What is needed: Quote every line as given.

Extracted records:

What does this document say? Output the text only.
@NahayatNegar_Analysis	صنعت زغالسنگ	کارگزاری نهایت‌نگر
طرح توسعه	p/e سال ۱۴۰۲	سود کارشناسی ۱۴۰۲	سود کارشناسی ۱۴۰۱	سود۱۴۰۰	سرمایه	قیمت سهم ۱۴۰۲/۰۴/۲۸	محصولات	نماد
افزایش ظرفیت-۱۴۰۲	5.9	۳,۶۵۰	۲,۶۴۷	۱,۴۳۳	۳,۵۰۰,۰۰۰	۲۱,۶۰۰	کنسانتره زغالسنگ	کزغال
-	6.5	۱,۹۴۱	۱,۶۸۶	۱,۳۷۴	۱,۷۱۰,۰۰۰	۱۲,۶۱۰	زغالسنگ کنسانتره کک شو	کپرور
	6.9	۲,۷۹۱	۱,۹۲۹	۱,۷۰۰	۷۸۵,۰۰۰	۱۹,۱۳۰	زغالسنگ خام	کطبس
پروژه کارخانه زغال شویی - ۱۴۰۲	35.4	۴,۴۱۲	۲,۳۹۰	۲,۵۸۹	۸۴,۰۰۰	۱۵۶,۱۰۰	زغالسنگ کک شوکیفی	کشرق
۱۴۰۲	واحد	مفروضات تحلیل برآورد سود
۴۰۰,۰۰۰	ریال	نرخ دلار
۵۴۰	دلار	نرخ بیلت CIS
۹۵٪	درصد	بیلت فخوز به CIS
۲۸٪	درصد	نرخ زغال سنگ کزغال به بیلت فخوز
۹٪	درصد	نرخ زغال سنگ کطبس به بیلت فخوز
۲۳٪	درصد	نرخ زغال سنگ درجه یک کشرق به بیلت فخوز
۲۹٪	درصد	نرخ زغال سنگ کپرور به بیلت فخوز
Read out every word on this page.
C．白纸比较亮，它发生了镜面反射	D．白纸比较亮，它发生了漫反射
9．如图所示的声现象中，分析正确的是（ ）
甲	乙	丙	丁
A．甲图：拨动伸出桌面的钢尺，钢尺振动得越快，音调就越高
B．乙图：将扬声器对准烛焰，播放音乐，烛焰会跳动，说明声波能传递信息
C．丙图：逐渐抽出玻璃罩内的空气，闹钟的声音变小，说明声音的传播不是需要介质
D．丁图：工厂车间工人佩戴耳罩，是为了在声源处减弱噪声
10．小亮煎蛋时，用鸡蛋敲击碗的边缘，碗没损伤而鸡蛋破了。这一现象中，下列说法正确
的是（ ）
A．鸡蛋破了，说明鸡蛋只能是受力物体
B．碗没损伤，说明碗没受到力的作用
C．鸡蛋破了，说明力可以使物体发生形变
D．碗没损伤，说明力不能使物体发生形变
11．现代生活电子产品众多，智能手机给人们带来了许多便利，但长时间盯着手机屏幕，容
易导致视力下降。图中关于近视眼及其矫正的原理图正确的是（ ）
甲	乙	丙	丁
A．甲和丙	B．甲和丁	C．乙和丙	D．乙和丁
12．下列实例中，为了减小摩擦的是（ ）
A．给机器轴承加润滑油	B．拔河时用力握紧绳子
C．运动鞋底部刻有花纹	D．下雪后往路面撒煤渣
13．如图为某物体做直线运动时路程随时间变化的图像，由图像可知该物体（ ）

Full response:
What does this document say? Output the text only.
@NahayatNegar_Analysis	صنعت زغالسنگ	کارگزاری نهایت‌نگر
طرح توسعه	p/e سال ۱۴۰۲	سود کارشناسی ۱۴۰۲	سود کارشناسی ۱۴۰۱	سود۱۴۰۰	سرمایه	قیمت سهم ۱۴۰۲/۰۴/۲۸	محصولات	نماد
افزایش ظرفیت-۱۴۰۲	5.9	۳,۶۵۰	۲,۶۴۷	۱,۴۳۳	۳,۵۰۰,۰۰۰	۲۱,۶۰۰	کنسانتره زغالسنگ	کزغال
-	6.5	۱,۹۴۱	۱,۶۸۶	۱,۳۷۴	۱,۷۱۰,۰۰۰	۱۲,۶۱۰	زغالسنگ کنسانتره کک شو	کپرور
	6.9	۲,۷۹۱	۱,۹۲۹	۱,۷۰۰	۷۸۵,۰۰۰	۱۹,۱۳۰	زغالسنگ خام	کطبس
پروژه کارخانه زغال شویی - ۱۴۰۲	35.4	۴,۴۱۲	۲,۳۹۰	۲,۵۸۹	۸۴,۰۰۰	۱۵۶,۱۰۰	زغالسنگ کک شوکیفی	کشرق
۱۴۰۲	واحد	مفروضات تحلیل برآورد سود
۴۰۰,۰۰۰	ریال	نرخ دلار
۵۴۰	دلار	نرخ بیلت CIS
۹۵٪	درصد	بیلت فخوز به CIS
۲۸٪	درصد	نرخ زغال سنگ کزغال به بیلت فخوز
۹٪	درصد	نرخ زغال سنگ کطبس به بیلت فخوز
۲۳٪	درصد	نرخ زغال سنگ درجه یک کشرق به بیلت فخوز
۲۹٪	درصد	نرخ زغال سنگ کپرور به بیلت فخوز
Read out every word on this page.
C．白纸比较亮，它发生了镜面反射	D．白纸比较亮，它发生了漫反射
9．如图所示的声现象中，分析正确的是（ ）
甲	乙	丙	丁
A．甲图：拨动伸出桌面的钢尺，钢尺振动得越快，音调就越高
B．乙图：将扬声器对准烛焰，播放音乐，烛焰会跳动，说明声波能传递信息
C．丙图：逐渐抽出玻璃罩内的空气，闹钟的声音变小，说明声音的传播不是需要介质
D．丁图：工厂车间工人佩戴耳罩，是为了在声源处减弱噪声
10．小亮煎蛋时，用鸡蛋敲击碗的边缘，碗没损伤而鸡蛋破了。这一现象中，下列说法正确
的是（ ）
A．鸡蛋破了，说明鸡蛋只能是受力物体
B．碗没损伤，说明碗没受到力的作用
C．鸡蛋破了，说明力可以使物体发生形变
D．碗没损伤，说明力不能使物体发生形变
11．现代生活电子产品众多，智能手机给人们带来了许多便利，但长时间盯着手机屏幕，容
易导致视力下降。图中关于近视眼及其矫正的原理图正确的是（ ）
甲	乙	丙	丁
A．甲和丙	B．甲和丁	C．乙和丙	D．乙和丁
12．下列实例中，为了减小摩擦的是（ ）
A．给机器轴承加润滑油	B．拔河时用力握紧绳子
C．运动鞋底部刻有花纹	D．下雪后往路面撒煤渣
13．如图为某物体做直线运动时路程随时间变化的图像，由图像可知该物体（ ）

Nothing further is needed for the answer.